● What the task requires: Leave out the pictures and repeat exactly the lines from the one containing "What text is on this page?" through the final line of the listing below.

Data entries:

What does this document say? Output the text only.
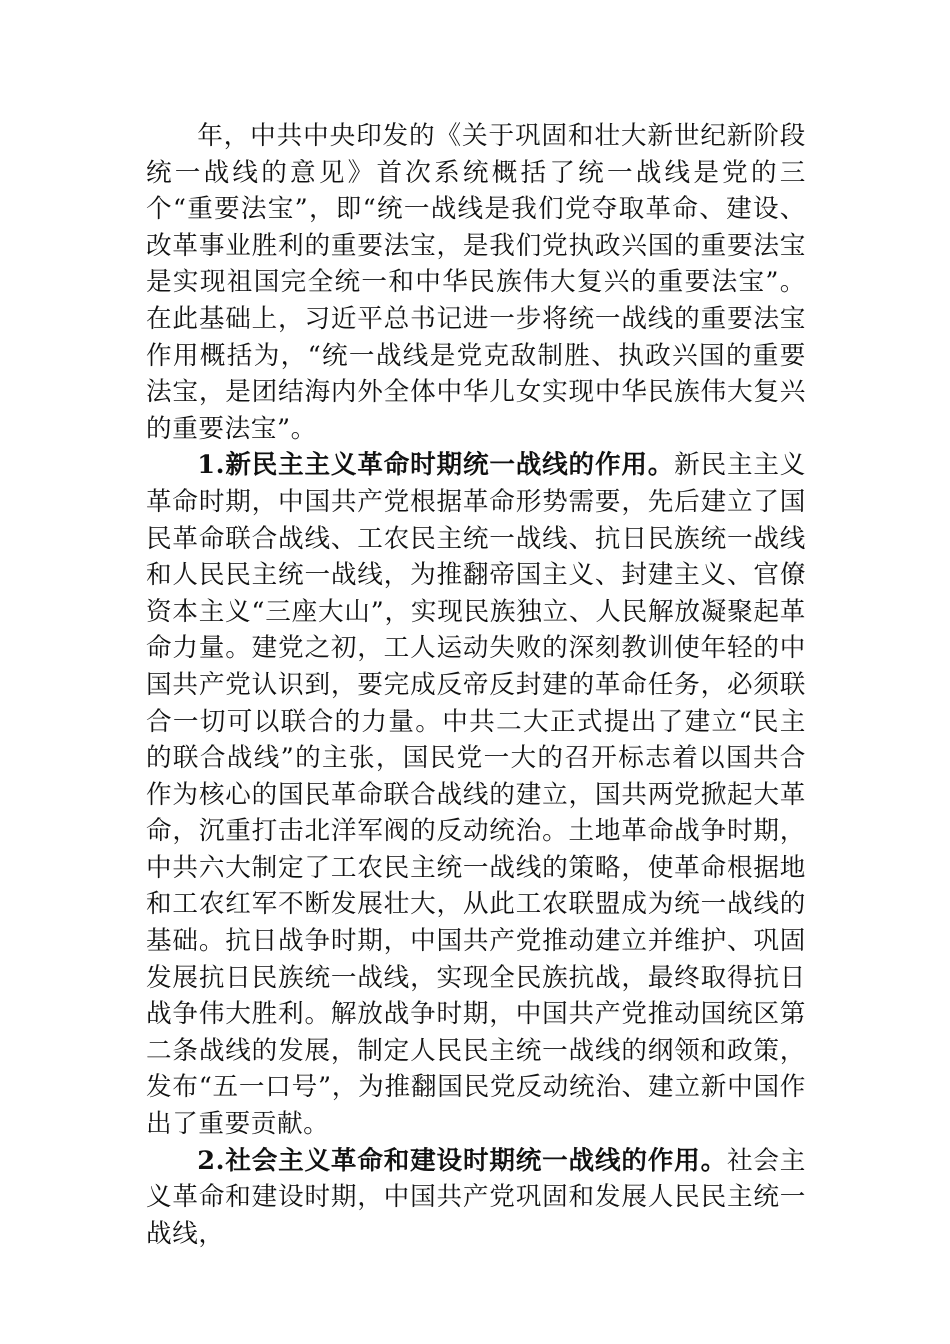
年，中共中央印发的《关于巩固和壮大新世纪新阶段统一战线的意见》首次系统概括了统一战线是党的三个“重要法宝”，即“统一战线是我们党夺取革命、建设、改革事业胜利的重要法宝，是我们党执政兴国的重要法宝是实现祖国完全统一和中华民族伟大复兴的重要法宝”。在此基础上，习近平总书记进一步将统一战线的重要法宝作用概括为，“统一战线是党克敌制胜、执政兴国的重要法宝，是团结海内外全体中华儿女实现中华民族伟大复兴的重要法宝”。

1.新民主主义革命时期统一战线的作用。新民主主义革命时期，中国共产党根据革命形势需要，先后建立了国民革命联合战线、工农民主统一战线、抗日民族统一战线和人民民主统一战线，为推翻帝国主义、封建主义、官僚资本主义“三座大山”，实现民族独立、人民解放凝聚起革命力量。建党之初，工人运动失败的深刻教训使年轻的中国共产党认识到，要完成反帝反封建的革命任务，必须联合一切可以联合的力量。中共二大正式提出了建立“民主的联合战线”的主张，国民党一大的召开标志着以国共合作为核心的国民革命联合战线的建立，国共两党掀起大革命，沉重打击北洋军阀的反动统治。土地革命战争时期，中共六大制定了工农民主统一战线的策略，使革命根据地和工农红军不断发展壮大，从此工农联盟成为统一战线的基础。抗日战争时期，中国共产党推动建立并维护、巩固发展抗日民族统一战线，实现全民族抗战，最终取得抗日战争伟大胜利。解放战争时期，中国共产党推动国统区第二条战线的发展，制定人民民主统一战线的纲领和政策，发布“五一口号”，为推翻国民党反动统治、建立新中国作出了重要贡献。

2.社会主义革命和建设时期统一战线的作用。社会主义革命和建设时期，中国共产党巩固和发展人民民主统一战线，
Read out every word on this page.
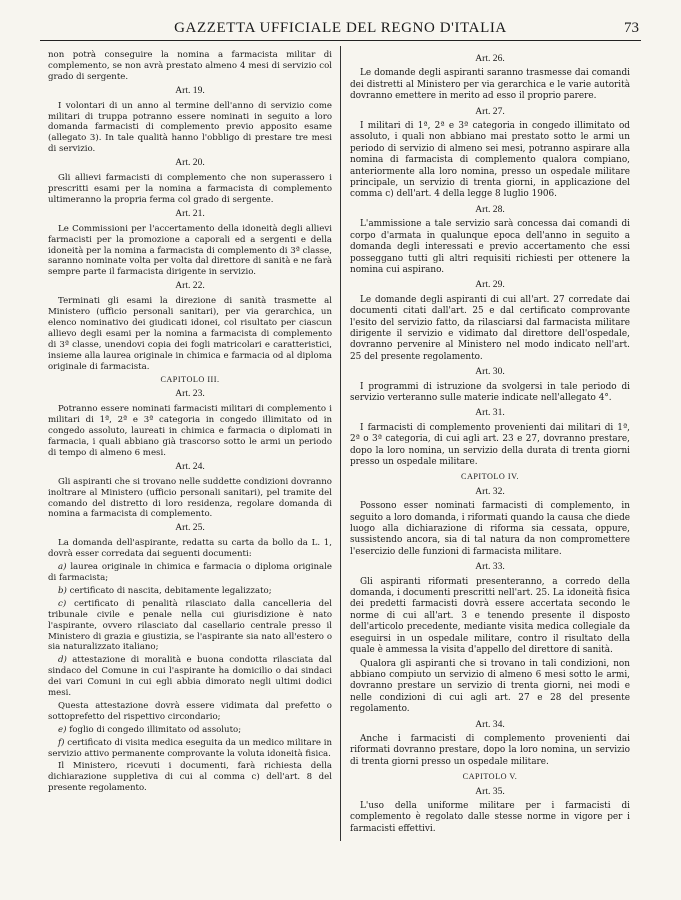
GAZZETTA UFFICIALE DEL REGNO D'ITALIA	73

non potrà conseguire la nomina a farmacista militar di complemento, se non avrà prestato almeno 4 mesi di servizio col grado di sergente.

Art. 19.

I volontari di un anno al termine dell'anno di servizio come militari di truppa potranno essere nominati in seguito a loro domanda farmacisti di complemento previo apposito esame (allegato 3). In tale qualità hanno l'obbligo di prestare tre mesi di servizio.

Art. 20.

Gli allievi farmacisti di complemento che non superassero i prescritti esami per la nomina a farmacista di complemento ultimeranno la propria ferma col grado di sergente.

Art. 21.

Le Commissioni per l'accertamento della idoneità degli allievi farmacisti per la promozione a caporali ed a sergenti e della idoneità per la nomina a farmacista di complemento di 3ª classe, saranno nominate volta per volta dal direttore di sanità e ne farà sempre parte il farmacista dirigente in servizio.

Art. 22.

Terminati gli esami la direzione di sanità trasmette al Ministero (ufficio personali sanitari), per via gerarchica, un elenco nominativo dei giudicati idonei, col risultato per ciascun allievo degli esami per la nomina a farmacista di complemento di 3ª classe, unendovi copia dei fogli matricolari e caratteristici, insieme alla laurea originale in chimica e farmacia od al diploma originale di farmacista.

CAPITOLO III.
Art. 23.

Potranno essere nominati farmacisti militari di complemento i militari di 1ª, 2ª e 3ª categoria in congedo illimitato od in congedo assoluto, laureati in chimica e farmacia o diplomati in farmacia, i quali abbiano già trascorso sotto le armi un periodo di tempo di almeno 6 mesi.

Art. 24.

Gli aspiranti che si trovano nelle suddette condizioni dovranno inoltrare al Ministero (ufficio personali sanitari), pel tramite del comando del distretto di loro residenza, regolare domanda di nomina a farmacista di complemento.

Art. 25.

La domanda dell'aspirante, redatta su carta da bollo da L. 1, dovrà esser corredata dai seguenti documenti:

a) laurea originale in chimica e farmacia o diploma originale di farmacista;

b) certificato di nascita, debitamente legalizzato;

c) certificato di penalità rilasciato dalla cancelleria del tribunale civile e penale nella cui giurisdizione è nato l'aspirante, ovvero rilasciato dal casellario centrale presso il Ministero di grazia e giustizia, se l'aspirante sia nato all'estero o sia naturalizzato italiano;

d) attestazione di moralità e buona condotta rilasciata dal sindaco del Comune in cui l'aspirante ha domicilio o dai sindaci dei vari Comuni in cui egli abbia dimorato negli ultimi dodici mesi.

Questa attestazione dovrà essere vidimata dal prefetto o sottoprefetto del rispettivo circondario;

e) foglio di congedo illimitato od assoluto;

f) certificato di visita medica eseguita da un medico militare in servizio attivo permanente comprovante la voluta idoneità fisica.

Il Ministero, ricevuti i documenti, farà richiesta della dichiarazione suppletiva di cui al comma c) dell'art. 8 del presente regolamento.

Art. 26.

Le domande degli aspiranti saranno trasmesse dai comandi dei distretti al Ministero per via gerarchica e le varie autorità dovranno emettere in merito ad esso il proprio parere.

Art. 27.

I militari di 1ª, 2ª e 3ª categoria in congedo illimitato od assoluto, i quali non abbiano mai prestato sotto le armi un periodo di servizio di almeno sei mesi, potranno aspirare alla nomina di farmacista di complemento qualora compiano, anteriormente alla loro nomina, presso un ospedale militare principale, un servizio di trenta giorni, in applicazione del comma c) dell'art. 4 della legge 8 luglio 1906.

Art. 28.

L'ammissione a tale servizio sarà concessa dai comandi di corpo d'armata in qualunque epoca dell'anno in seguito a domanda degli interessati e previo accertamento che essi posseggano tutti gli altri requisiti richiesti per ottenere la nomina cui aspirano.

Art. 29.

Le domande degli aspiranti di cui all'art. 27 corredate dai documenti citati dall'art. 25 e dal certificato comprovante l'esito del servizio fatto, da rilasciarsi dal farmacista militare dirigente il servizio e vidimato dal direttore dell'ospedale, dovranno pervenire al Ministero nel modo indicato nell'art. 25 del presente regolamento.

Art. 30.

I programmi di istruzione da svolgersi in tale periodo di servizio verteranno sulle materie indicate nell'allegato 4°.

Art. 31.

I farmacisti di complemento provenienti dai militari di 1ª, 2ª o 3ª categoria, di cui agli art. 23 e 27, dovranno prestare, dopo la loro nomina, un servizio della durata di trenta giorni presso un ospedale militare.

CAPITOLO IV.
Art. 32.

Possono esser nominati farmacisti di complemento, in seguito a loro domanda, i riformati quando la causa che diede luogo alla dichiarazione di riforma sia cessata, oppure, sussistendo ancora, sia di tal natura da non compromettere l'esercizio delle funzioni di farmacista militare.

Art. 33.

Gli aspiranti riformati presenteranno, a corredo della domanda, i documenti prescritti nell'art. 25. La idoneità fisica dei predetti farmacisti dovrà essere accertata secondo le norme di cui all'art. 3 e tenendo presente il disposto dell'articolo precedente, mediante visita medica collegiale da eseguirsi in un ospedale militare, contro il risultato della quale è ammessa la visita d'appello del direttore di sanità.

Qualora gli aspiranti che si trovano in tali condizioni, non abbiano compiuto un servizio di almeno 6 mesi sotto le armi, dovranno prestare un servizio di trenta giorni, nei modi e nelle condizioni di cui agli art. 27 e 28 del presente regolamento.

Art. 34.

Anche i farmacisti di complemento provenienti dai riformati dovranno prestare, dopo la loro nomina, un servizio di trenta giorni presso un ospedale militare.

CAPITOLO V.
Art. 35.

L'uso della uniforme militare per i farmacisti di complemento è regolato dalle stesse norme in vigore per i farmacisti effettivi.
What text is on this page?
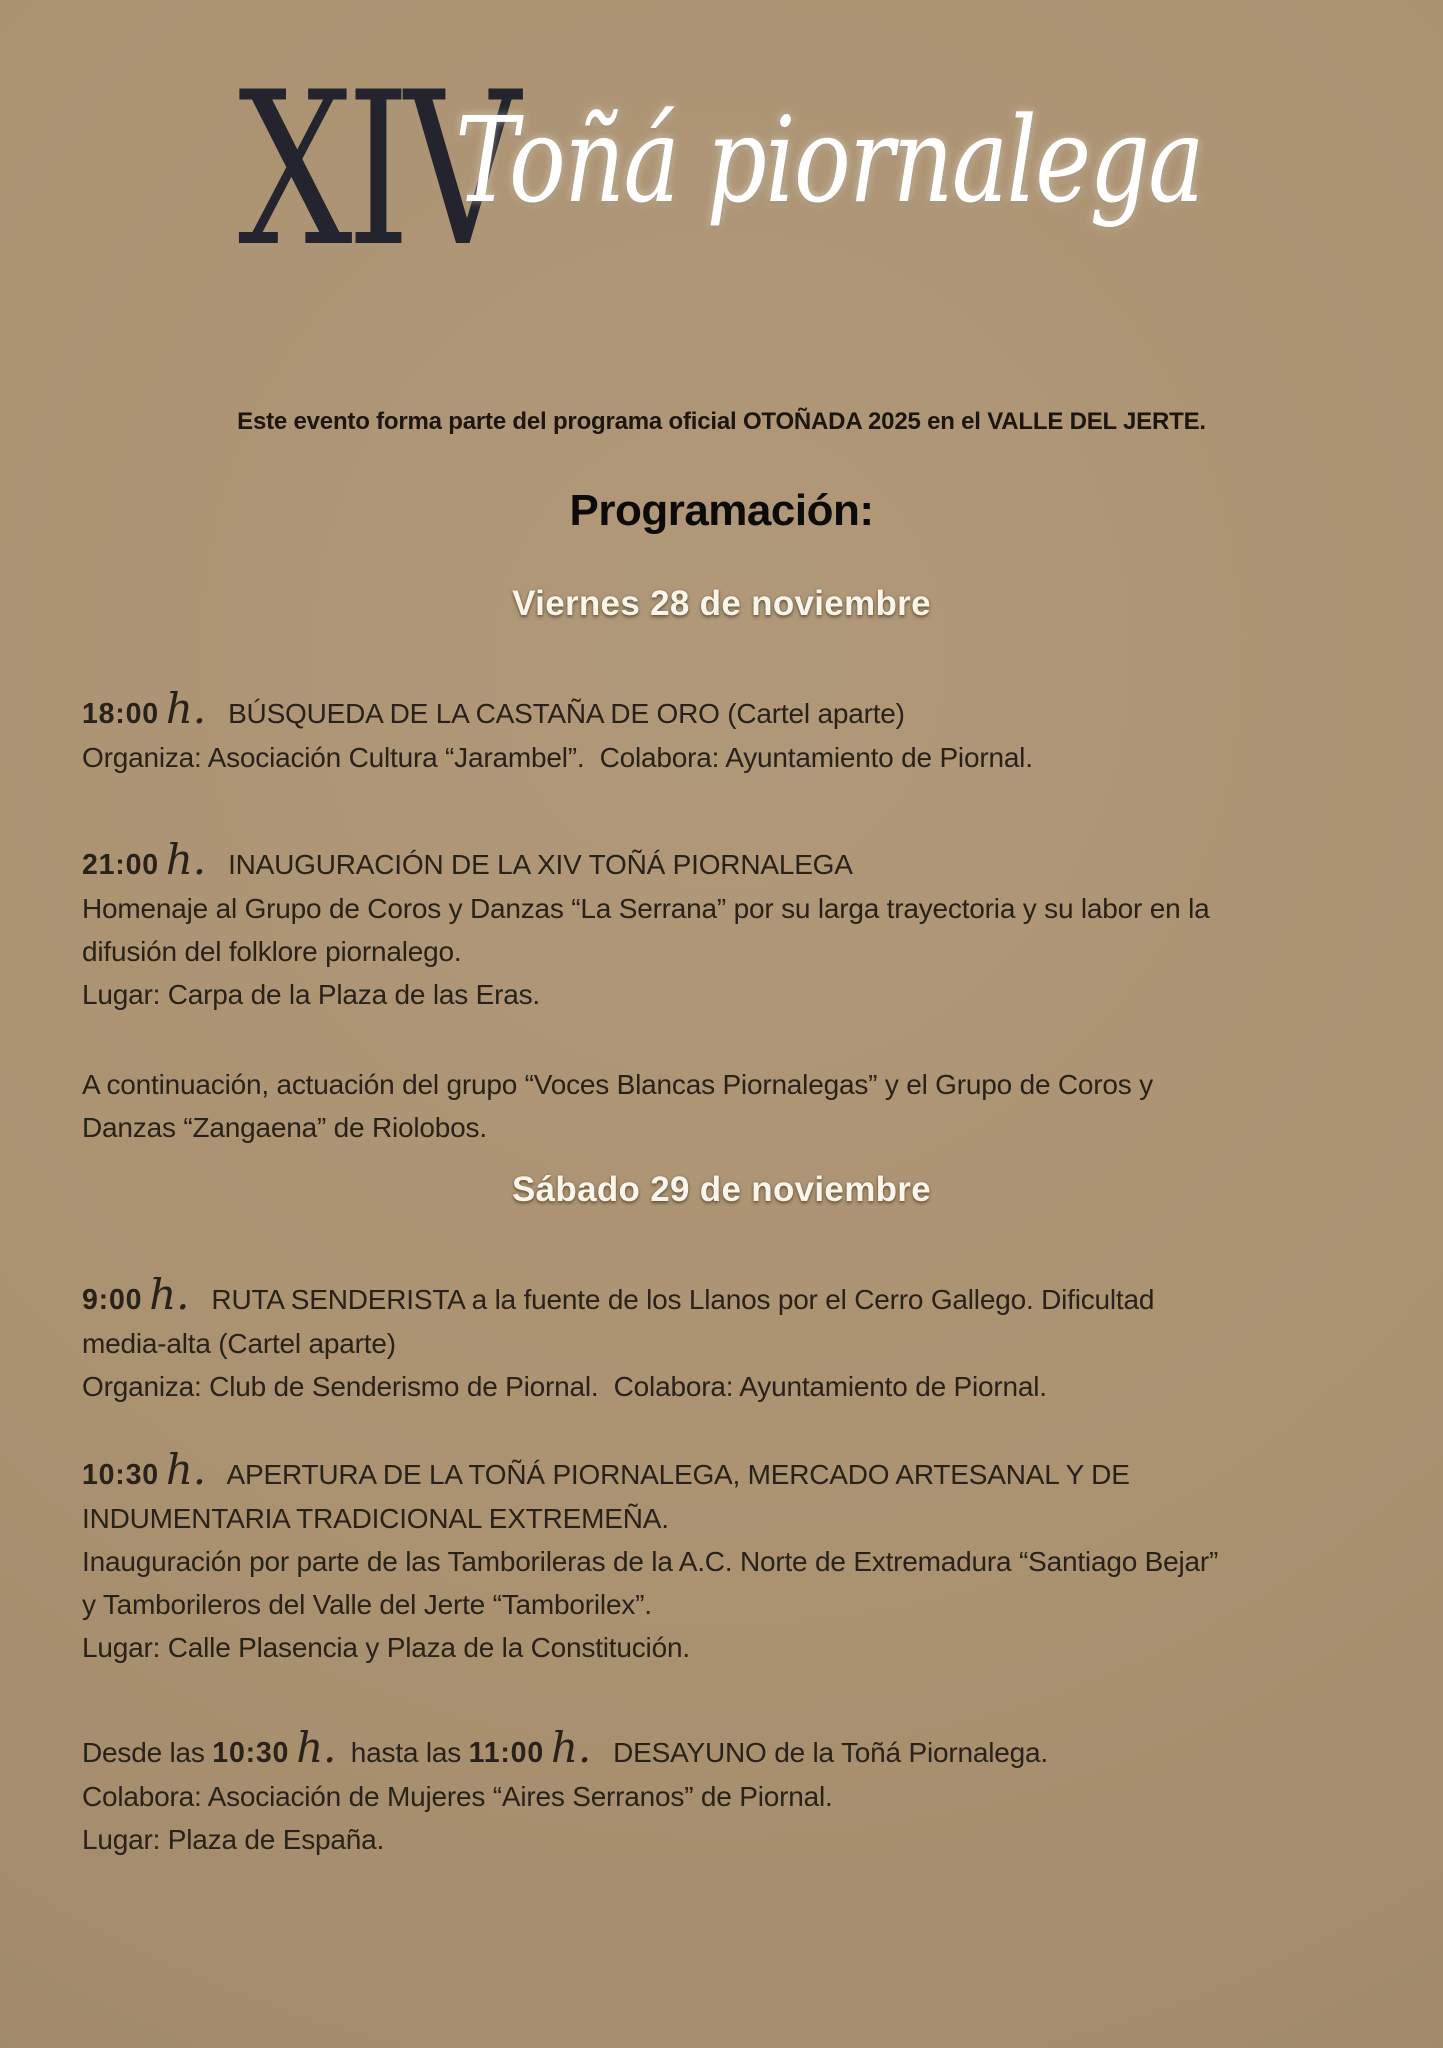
XIV
Toñá piornalega

Este evento forma parte del programa oficial OTOÑADA 2025 en el VALLE DEL JERTE.

Programación:
Viernes 28 de noviembre
18:00 h.  BÚSQUEDA DE LA CASTAÑA DE ORO (Cartel aparte)
Organiza: Asociación Cultura “Jarambel”.  Colabora: Ayuntamiento de Piornal.
21:00 h.  INAUGURACIÓN DE LA XIV TOÑÁ PIORNALEGA
Homenaje al Grupo de Coros y Danzas “La Serrana” por su larga trayectoria y su labor en la
difusión del folklore piornalego.
Lugar: Carpa de la Plaza de las Eras.
A continuación, actuación del grupo “Voces Blancas Piornalegas” y el Grupo de Coros y
Danzas “Zangaena” de Riolobos.
Sábado 29 de noviembre
9:00 h.  RUTA SENDERISTA a la fuente de los Llanos por el Cerro Gallego. Dificultad
media-alta (Cartel aparte)
Organiza: Club de Senderismo de Piornal.  Colabora: Ayuntamiento de Piornal.
10:30 h.  APERTURA DE LA TOÑÁ PIORNALEGA, MERCADO ARTESANAL Y DE
INDUMENTARIA TRADICIONAL EXTREMEÑA.
Inauguración por parte de las Tamborileras de la A.C. Norte de Extremadura “Santiago Bejar”
y Tamborileros del Valle del Jerte “Tamborilex”.
Lugar: Calle Plasencia y Plaza de la Constitución.
Desde las 10:30 h. hasta las 11:00 h.  DESAYUNO de la Toñá Piornalega.
Colabora: Asociación de Mujeres “Aires Serranos” de Piornal.
Lugar: Plaza de España.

● Expected answer:
What text is on this page?
XIV
Toñá piornalega

Este evento forma parte del programa oficial OTOÑADA 2025 en el VALLE DEL JERTE.

Programación:
Viernes 28 de noviembre
18:00 h.  BÚSQUEDA DE LA CASTAÑA DE ORO (Cartel aparte)
Organiza: Asociación Cultura “Jarambel”.  Colabora: Ayuntamiento de Piornal.
21:00 h.  INAUGURACIÓN DE LA XIV TOÑÁ PIORNALEGA
Homenaje al Grupo de Coros y Danzas “La Serrana” por su larga trayectoria y su labor en la
difusión del folklore piornalego.
Lugar: Carpa de la Plaza de las Eras.
A continuación, actuación del grupo “Voces Blancas Piornalegas” y el Grupo de Coros y
Danzas “Zangaena” de Riolobos.
Sábado 29 de noviembre
9:00 h.  RUTA SENDERISTA a la fuente de los Llanos por el Cerro Gallego. Dificultad
media-alta (Cartel aparte)
Organiza: Club de Senderismo de Piornal.  Colabora: Ayuntamiento de Piornal.
10:30 h.  APERTURA DE LA TOÑÁ PIORNALEGA, MERCADO ARTESANAL Y DE
INDUMENTARIA TRADICIONAL EXTREMEÑA.
Inauguración por parte de las Tamborileras de la A.C. Norte de Extremadura “Santiago Bejar”
y Tamborileros del Valle del Jerte “Tamborilex”.
Lugar: Calle Plasencia y Plaza de la Constitución.
Desde las 10:30 h. hasta las 11:00 h.  DESAYUNO de la Toñá Piornalega.
Colabora: Asociación de Mujeres “Aires Serranos” de Piornal.
Lugar: Plaza de España.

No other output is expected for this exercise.